■ **REQUEST**: Reproduce every line in the listing that contains the word "Valore".

■ **RECORD LIST**:
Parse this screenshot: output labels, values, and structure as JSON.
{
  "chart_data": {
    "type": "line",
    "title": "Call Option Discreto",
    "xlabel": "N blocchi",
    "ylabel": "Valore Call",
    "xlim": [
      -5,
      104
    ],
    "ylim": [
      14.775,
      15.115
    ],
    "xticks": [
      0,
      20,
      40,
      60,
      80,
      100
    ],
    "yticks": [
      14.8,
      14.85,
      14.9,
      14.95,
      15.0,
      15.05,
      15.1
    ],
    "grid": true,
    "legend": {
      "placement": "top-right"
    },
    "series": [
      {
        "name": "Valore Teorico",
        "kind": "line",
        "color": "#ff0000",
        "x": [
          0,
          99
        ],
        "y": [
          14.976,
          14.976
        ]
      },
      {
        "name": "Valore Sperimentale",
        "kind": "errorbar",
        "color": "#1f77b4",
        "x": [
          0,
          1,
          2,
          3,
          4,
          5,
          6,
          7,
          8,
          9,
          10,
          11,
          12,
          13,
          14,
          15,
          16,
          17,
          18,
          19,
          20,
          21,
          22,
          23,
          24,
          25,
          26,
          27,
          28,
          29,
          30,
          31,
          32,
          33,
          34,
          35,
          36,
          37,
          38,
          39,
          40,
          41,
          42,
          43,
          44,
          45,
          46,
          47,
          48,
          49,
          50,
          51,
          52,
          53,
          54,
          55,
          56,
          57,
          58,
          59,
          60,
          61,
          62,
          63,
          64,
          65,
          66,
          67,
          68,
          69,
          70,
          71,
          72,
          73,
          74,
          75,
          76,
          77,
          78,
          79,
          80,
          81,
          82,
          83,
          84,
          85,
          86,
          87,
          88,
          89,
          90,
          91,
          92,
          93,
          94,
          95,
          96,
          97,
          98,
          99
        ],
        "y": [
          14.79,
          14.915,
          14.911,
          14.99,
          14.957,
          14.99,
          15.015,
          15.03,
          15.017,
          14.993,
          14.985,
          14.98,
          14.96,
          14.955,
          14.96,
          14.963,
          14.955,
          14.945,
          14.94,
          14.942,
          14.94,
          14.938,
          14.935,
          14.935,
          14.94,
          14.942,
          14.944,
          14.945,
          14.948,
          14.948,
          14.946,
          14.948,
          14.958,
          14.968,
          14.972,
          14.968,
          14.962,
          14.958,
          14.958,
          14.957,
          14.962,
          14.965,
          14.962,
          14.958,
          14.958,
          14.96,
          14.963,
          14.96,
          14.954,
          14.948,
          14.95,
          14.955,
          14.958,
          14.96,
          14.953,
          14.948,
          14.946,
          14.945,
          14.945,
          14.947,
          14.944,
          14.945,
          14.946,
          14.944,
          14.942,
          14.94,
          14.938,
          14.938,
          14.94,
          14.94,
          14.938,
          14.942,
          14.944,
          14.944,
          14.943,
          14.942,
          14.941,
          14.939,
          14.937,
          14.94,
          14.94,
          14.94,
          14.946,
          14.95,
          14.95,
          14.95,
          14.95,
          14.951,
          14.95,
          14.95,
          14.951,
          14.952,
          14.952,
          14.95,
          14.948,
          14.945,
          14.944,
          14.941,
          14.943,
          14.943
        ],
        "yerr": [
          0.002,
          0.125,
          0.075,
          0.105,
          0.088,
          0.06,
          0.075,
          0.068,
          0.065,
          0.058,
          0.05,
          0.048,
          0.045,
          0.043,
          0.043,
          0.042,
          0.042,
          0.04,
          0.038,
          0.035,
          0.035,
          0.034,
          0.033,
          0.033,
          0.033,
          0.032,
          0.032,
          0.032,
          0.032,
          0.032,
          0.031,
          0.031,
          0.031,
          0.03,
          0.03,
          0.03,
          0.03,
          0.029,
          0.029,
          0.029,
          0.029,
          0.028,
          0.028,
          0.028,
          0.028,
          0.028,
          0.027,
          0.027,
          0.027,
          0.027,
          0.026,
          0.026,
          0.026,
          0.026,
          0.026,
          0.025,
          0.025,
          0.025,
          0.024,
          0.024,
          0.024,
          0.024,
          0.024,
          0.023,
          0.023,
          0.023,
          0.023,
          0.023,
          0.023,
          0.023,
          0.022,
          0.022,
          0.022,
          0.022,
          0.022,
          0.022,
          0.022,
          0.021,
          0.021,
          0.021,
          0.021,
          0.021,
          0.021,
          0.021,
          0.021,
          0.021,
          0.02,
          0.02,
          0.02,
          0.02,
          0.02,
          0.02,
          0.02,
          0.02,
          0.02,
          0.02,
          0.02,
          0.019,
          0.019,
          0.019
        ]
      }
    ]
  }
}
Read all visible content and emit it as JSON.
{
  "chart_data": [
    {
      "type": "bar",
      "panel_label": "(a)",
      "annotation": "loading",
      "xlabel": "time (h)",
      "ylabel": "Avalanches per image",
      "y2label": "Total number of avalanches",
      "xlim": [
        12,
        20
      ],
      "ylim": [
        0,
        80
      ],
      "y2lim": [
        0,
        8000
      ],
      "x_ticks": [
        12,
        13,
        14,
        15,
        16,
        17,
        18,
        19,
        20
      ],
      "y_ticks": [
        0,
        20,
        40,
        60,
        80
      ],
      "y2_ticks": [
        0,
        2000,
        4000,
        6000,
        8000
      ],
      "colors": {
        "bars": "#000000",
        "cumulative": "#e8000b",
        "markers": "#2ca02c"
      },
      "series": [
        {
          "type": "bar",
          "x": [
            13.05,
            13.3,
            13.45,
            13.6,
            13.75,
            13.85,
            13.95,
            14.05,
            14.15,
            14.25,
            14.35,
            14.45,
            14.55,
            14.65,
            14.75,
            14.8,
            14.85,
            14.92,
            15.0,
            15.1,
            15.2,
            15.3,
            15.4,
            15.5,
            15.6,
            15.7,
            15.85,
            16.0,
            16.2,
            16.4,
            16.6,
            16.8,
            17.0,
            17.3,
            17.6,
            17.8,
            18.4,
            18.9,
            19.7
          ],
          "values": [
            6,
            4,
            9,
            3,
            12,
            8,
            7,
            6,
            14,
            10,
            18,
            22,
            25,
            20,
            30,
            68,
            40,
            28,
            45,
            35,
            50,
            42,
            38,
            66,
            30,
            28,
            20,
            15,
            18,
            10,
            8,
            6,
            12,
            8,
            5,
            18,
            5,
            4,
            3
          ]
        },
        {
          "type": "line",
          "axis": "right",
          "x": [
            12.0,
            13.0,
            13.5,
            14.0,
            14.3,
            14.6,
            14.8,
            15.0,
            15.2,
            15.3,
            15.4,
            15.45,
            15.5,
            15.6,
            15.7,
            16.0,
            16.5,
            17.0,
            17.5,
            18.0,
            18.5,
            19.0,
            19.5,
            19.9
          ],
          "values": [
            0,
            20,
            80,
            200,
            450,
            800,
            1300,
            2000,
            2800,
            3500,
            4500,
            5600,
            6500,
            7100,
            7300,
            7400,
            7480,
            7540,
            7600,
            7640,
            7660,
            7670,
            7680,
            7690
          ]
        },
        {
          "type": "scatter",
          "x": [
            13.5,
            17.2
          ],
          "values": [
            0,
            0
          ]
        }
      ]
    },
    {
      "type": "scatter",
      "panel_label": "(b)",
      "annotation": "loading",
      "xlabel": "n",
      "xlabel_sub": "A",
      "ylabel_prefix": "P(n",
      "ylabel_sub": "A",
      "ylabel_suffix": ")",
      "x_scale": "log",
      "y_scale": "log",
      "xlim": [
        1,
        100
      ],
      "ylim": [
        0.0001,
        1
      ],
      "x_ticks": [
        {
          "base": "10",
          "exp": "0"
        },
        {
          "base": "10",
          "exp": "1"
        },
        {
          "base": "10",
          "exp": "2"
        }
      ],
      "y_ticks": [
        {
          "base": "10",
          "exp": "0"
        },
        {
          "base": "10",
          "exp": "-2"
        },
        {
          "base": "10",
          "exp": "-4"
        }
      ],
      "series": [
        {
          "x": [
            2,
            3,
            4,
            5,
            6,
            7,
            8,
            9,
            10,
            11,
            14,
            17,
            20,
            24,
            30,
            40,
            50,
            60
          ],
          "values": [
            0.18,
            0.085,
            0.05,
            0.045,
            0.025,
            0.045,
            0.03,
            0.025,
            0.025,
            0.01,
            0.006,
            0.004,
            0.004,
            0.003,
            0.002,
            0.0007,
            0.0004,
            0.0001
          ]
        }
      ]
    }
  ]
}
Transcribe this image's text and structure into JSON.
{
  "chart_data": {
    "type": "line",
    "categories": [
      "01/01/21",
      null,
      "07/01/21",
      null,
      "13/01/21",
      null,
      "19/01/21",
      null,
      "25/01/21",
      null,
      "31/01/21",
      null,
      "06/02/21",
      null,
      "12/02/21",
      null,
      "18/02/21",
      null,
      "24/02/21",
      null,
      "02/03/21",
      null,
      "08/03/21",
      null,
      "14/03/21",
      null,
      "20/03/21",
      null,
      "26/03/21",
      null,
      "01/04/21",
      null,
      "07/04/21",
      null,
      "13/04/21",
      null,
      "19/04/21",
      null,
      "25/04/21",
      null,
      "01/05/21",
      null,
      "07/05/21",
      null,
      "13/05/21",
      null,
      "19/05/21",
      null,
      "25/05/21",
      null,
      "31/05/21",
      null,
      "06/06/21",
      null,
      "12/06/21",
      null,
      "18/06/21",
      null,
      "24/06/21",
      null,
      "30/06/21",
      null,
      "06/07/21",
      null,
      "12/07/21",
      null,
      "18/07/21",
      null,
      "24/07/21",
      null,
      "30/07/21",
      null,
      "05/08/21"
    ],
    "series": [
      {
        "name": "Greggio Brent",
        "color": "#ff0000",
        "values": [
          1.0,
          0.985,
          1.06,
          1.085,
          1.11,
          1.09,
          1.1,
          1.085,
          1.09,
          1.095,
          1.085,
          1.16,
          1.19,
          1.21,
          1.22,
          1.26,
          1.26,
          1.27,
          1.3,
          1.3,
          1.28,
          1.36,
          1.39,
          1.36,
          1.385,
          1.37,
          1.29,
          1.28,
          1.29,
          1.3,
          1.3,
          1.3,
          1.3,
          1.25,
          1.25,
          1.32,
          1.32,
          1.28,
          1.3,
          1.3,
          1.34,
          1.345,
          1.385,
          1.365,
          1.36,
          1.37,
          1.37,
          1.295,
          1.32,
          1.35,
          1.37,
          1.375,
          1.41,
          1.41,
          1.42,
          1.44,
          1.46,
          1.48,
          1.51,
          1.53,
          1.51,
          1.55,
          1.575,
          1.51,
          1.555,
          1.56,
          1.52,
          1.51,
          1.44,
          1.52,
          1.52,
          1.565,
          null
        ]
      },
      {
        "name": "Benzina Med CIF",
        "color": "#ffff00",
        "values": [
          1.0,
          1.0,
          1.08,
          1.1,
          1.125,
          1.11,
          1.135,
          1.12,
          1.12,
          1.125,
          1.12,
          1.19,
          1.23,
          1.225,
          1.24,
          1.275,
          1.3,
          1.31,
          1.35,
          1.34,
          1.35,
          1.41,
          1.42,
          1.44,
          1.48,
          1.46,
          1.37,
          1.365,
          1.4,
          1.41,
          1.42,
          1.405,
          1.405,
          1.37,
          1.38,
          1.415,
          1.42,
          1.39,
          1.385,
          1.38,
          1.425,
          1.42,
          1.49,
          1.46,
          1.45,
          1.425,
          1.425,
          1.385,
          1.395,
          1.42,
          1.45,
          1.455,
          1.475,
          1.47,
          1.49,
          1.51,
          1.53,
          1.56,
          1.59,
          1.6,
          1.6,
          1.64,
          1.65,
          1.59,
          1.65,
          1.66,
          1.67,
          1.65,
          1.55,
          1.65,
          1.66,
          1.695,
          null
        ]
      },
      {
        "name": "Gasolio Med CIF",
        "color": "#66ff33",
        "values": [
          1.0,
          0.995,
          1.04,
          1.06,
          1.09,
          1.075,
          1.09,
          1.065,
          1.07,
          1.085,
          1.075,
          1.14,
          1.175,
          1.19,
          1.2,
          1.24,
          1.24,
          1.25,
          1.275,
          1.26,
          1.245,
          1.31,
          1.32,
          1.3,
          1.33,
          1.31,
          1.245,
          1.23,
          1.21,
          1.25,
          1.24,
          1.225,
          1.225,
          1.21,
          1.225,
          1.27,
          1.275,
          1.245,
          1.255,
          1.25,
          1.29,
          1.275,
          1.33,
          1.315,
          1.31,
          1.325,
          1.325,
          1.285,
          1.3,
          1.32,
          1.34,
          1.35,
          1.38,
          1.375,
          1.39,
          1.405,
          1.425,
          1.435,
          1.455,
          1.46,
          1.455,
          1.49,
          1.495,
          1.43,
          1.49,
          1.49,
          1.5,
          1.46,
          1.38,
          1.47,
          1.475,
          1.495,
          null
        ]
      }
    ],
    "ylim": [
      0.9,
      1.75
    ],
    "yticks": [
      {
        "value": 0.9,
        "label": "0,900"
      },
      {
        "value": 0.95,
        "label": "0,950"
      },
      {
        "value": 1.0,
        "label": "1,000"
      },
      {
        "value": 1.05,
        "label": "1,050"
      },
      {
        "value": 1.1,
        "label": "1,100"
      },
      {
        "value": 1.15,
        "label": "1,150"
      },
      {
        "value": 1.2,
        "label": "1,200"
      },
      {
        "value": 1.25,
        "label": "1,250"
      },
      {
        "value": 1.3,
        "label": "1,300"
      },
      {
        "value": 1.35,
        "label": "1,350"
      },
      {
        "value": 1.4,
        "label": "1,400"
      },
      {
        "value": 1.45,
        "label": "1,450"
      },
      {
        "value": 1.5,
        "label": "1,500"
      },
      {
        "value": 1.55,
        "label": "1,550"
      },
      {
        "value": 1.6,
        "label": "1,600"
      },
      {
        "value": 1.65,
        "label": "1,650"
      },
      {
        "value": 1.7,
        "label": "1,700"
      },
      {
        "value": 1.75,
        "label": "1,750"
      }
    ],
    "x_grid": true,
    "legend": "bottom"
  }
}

■ **EXPECTED OUTPUT**:
    "ylabel": "Valore Call",
        "name": "Valore Teorico",
        "name": "Valore Sperimentale",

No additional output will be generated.